TEXTO PROPORCIONADO
+===+
En un anterior post mencionaba 5 aspectos de un e-commerce para el que el crowdsourcing podría ser interesante. Se me olvidó, al menos, uno que aplica la tienda de muebles y accesorios para el hogar StyleFactory, la cual integra a sus clientes en su proceso de producción dejando en sus manos qué se produce y que no. Tiene lógica, ¿si son los clientes quienes van a comprar en tu tienda por qué no dejar que ellos decidan qué es lo que les vendes?

La producción de los artículos no solo corre a cargo de StyleFactory ya que diseñadores independientes pueden también proponer sus diseños a la comunidad. Es entonces el turno de la comunidad que podrá votar sus diseños favoritos, eligiendo entre “make it” o “drop it”, así como realizar comentarios a los mismos. En base a esto se decide que productos llegan a la siguiente fase, el último paso antes de que realmente sean producidos.
+===+
CONJUNTO DE ENTRADAS
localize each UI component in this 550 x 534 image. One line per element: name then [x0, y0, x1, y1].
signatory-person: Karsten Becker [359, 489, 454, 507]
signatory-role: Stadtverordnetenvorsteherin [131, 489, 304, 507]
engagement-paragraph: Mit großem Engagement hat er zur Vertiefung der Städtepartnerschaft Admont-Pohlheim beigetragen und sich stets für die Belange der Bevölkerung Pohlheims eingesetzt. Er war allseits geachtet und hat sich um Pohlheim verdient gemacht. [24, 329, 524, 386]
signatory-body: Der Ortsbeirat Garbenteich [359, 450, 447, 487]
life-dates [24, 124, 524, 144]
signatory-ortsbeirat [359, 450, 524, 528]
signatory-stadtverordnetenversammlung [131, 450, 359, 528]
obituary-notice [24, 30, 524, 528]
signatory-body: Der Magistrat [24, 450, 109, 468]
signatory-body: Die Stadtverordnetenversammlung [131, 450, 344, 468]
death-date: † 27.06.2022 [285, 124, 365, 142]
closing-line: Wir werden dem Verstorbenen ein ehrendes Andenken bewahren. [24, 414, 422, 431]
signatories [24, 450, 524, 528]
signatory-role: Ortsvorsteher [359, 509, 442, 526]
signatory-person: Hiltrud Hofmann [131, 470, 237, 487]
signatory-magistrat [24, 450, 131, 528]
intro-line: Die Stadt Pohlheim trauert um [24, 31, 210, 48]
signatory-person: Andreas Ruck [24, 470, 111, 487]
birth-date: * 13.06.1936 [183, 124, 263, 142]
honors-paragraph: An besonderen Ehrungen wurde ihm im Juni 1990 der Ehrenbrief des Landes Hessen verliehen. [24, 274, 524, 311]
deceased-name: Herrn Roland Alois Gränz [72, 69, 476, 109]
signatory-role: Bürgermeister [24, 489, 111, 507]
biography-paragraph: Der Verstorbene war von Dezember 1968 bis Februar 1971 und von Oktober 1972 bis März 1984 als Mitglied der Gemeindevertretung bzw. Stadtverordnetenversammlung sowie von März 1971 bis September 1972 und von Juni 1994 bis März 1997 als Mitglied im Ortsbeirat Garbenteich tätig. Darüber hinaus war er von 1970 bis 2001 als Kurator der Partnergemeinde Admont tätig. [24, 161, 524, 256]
+===+
INSTRUCCIONES DE LA TAREA
Continúa el texto sobre el crowdsourcing en StyleFactory a partir de su última oración.

RESPUESTA
La siguiente fase presenta algo que me recuerda a modelos como el de Groupon. Se exige un volumen mínimo de compras para que StyleFactory produzca el artículo y se establece un tiempo límite para llegar a dicho número de compras. En caso de que se llegue a ese número mínimo el artículo será producido, incorporado al catálogo de la tienda y entregado en el domicilio de las personas que al solicitar su compra han hecho posible que sea vendido.

 


StyleFactory integra además con acierto Facebook. Cuando a un usuario le gusta un producto es posteado en su muro junto con una indicación de cuanta gente más hace falta para que el producto pueda llegar a ser producido.

Ni que decir tiene la reducción del riesgo que supone para la empresa producir de esto modo, bajo demanda, llevando al mercado aquello en lo que el cliente está realmente interesado.